Collected data:
•••

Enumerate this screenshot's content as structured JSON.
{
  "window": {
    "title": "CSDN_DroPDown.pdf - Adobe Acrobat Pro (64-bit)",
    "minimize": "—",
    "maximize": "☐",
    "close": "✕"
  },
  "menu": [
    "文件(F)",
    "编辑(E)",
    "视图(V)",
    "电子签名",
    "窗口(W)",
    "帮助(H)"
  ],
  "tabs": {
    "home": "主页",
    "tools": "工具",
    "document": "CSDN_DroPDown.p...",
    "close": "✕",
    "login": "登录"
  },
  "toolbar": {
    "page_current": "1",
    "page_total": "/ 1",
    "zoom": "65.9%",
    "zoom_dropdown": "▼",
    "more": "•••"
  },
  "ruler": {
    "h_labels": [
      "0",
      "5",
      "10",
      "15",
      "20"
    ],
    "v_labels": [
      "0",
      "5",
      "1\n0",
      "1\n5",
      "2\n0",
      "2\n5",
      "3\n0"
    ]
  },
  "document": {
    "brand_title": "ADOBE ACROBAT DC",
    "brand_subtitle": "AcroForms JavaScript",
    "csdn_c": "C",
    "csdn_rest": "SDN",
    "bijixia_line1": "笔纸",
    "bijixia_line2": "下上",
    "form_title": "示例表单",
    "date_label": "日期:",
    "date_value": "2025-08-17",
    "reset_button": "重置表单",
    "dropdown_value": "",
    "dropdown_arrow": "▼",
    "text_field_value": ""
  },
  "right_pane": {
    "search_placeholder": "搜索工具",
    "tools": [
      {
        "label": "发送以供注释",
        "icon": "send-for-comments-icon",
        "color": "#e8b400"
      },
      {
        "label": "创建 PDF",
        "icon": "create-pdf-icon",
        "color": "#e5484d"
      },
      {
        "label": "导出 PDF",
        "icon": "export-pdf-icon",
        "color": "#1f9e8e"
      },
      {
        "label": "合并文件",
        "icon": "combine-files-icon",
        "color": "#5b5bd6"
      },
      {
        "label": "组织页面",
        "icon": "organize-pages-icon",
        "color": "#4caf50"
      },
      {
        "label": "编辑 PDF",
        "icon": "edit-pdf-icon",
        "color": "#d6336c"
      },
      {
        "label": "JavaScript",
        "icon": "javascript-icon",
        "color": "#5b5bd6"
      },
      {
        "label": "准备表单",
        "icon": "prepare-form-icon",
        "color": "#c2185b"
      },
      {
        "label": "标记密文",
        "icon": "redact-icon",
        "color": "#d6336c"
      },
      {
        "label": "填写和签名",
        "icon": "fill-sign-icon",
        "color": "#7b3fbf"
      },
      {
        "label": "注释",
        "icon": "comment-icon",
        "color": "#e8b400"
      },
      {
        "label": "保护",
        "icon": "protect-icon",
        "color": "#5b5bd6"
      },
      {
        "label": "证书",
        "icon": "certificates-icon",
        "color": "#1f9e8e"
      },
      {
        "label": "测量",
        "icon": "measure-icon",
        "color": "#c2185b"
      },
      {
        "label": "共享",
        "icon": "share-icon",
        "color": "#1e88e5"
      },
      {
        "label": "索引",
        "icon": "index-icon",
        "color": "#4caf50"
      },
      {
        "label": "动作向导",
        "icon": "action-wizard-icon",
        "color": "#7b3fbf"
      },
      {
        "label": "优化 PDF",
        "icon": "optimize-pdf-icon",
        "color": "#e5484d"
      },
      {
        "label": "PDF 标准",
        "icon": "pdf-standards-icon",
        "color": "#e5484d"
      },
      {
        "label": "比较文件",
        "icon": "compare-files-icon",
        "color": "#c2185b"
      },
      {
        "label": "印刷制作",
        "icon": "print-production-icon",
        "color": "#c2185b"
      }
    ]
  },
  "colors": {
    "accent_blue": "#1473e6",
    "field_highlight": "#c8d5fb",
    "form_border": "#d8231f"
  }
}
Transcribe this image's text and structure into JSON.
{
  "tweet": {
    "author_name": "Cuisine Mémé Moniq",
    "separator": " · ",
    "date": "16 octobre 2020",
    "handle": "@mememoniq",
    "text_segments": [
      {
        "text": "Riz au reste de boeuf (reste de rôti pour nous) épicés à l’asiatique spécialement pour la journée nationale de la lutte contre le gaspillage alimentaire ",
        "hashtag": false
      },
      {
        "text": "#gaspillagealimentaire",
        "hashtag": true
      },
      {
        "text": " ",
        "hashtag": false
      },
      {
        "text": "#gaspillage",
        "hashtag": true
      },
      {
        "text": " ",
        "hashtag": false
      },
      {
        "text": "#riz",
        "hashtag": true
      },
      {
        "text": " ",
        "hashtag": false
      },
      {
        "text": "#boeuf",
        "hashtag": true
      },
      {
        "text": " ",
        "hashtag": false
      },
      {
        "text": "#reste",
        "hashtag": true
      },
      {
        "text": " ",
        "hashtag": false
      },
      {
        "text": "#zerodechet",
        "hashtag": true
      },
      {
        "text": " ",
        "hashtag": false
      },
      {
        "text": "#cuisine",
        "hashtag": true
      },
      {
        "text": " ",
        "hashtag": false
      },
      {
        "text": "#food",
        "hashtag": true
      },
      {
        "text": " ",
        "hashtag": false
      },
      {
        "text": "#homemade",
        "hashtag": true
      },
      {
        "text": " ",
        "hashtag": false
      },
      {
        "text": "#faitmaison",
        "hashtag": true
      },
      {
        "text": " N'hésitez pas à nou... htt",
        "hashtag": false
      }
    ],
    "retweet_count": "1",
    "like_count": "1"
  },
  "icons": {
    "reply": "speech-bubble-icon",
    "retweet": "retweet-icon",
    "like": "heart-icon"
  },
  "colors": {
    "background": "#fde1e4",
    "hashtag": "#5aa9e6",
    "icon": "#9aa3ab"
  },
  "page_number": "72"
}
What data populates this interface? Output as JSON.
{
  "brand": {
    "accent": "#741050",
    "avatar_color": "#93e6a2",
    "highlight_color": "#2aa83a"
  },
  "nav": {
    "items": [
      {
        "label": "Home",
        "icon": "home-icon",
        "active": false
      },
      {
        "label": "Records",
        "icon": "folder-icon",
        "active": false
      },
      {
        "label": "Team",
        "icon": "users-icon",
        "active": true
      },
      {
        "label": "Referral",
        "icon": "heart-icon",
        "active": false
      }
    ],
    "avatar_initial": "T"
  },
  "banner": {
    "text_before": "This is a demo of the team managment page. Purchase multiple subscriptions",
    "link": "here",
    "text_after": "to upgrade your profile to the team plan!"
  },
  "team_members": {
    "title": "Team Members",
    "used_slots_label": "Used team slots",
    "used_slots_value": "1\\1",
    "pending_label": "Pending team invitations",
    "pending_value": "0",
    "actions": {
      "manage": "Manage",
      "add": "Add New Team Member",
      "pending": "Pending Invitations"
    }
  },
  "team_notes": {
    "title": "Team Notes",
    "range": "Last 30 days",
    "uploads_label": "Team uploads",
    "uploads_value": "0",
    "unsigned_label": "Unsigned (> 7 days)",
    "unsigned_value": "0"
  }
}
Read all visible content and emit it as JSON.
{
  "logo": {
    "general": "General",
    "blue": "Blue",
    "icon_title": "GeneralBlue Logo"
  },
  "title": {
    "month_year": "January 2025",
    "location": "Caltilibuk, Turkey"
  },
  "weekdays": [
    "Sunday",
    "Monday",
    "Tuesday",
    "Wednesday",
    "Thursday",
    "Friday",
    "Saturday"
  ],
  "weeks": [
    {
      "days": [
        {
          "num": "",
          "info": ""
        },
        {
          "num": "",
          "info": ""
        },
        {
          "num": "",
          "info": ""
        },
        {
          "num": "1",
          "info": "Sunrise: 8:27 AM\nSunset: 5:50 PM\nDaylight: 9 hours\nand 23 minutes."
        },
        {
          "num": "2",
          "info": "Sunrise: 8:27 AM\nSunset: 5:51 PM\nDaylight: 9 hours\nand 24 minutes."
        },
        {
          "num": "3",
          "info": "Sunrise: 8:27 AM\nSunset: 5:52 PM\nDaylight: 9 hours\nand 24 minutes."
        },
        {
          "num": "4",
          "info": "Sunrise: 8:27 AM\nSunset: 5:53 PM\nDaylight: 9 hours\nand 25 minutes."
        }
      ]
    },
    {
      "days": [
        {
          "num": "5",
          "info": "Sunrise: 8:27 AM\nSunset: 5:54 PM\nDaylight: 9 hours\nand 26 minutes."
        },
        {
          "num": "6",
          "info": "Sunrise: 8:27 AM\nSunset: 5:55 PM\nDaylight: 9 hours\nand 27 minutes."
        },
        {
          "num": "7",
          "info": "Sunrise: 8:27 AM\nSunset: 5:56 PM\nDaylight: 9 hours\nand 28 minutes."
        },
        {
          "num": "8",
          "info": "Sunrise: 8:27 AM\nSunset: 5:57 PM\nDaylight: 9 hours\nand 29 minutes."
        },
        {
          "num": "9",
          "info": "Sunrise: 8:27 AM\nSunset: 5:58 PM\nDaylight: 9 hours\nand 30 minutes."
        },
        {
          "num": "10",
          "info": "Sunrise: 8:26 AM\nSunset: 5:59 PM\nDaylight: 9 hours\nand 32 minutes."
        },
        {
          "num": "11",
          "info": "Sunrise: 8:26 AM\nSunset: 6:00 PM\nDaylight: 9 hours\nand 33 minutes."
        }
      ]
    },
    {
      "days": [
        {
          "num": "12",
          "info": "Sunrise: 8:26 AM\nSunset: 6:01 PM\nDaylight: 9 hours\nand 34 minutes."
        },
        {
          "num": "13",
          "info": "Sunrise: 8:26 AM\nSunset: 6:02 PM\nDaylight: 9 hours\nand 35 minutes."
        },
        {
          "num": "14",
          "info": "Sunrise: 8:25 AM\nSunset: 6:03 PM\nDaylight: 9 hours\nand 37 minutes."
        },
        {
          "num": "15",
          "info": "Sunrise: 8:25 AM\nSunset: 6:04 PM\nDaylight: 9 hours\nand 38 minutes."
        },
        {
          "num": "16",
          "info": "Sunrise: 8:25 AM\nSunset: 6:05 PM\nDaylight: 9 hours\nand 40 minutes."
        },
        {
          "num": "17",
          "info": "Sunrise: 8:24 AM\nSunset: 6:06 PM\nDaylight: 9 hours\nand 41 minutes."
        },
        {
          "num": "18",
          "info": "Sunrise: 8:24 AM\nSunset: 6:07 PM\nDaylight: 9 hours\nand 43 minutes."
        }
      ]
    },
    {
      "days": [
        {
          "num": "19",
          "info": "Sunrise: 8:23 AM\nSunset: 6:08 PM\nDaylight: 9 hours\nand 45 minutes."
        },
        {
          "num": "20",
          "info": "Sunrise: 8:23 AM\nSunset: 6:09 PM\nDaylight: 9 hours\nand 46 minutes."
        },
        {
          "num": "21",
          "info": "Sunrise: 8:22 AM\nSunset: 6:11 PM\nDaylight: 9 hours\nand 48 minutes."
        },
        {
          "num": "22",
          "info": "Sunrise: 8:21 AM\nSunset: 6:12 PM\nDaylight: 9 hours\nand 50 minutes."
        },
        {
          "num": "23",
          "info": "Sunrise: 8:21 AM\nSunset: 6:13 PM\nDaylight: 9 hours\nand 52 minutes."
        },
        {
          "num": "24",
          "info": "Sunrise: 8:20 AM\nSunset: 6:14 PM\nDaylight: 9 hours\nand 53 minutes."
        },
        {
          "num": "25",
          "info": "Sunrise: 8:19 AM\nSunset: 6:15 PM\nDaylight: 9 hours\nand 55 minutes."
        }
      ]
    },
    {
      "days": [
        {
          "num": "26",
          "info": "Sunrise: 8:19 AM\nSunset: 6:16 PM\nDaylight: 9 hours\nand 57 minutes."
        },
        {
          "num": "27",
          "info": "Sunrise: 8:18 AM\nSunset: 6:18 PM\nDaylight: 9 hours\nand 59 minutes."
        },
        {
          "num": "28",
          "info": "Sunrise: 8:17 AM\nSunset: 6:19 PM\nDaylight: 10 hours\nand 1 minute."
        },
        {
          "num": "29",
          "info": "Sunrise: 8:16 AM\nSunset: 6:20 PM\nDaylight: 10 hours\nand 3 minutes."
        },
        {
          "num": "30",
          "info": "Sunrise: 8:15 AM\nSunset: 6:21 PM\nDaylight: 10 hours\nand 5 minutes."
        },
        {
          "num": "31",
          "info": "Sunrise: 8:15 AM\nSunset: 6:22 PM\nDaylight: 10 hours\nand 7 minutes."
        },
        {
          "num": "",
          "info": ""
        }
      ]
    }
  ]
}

•••

**WHAT IS ASKED:**
Looking at the records above, report how many lines contain the word "files". Answer with the number only.

**IN RESPONSE:**
2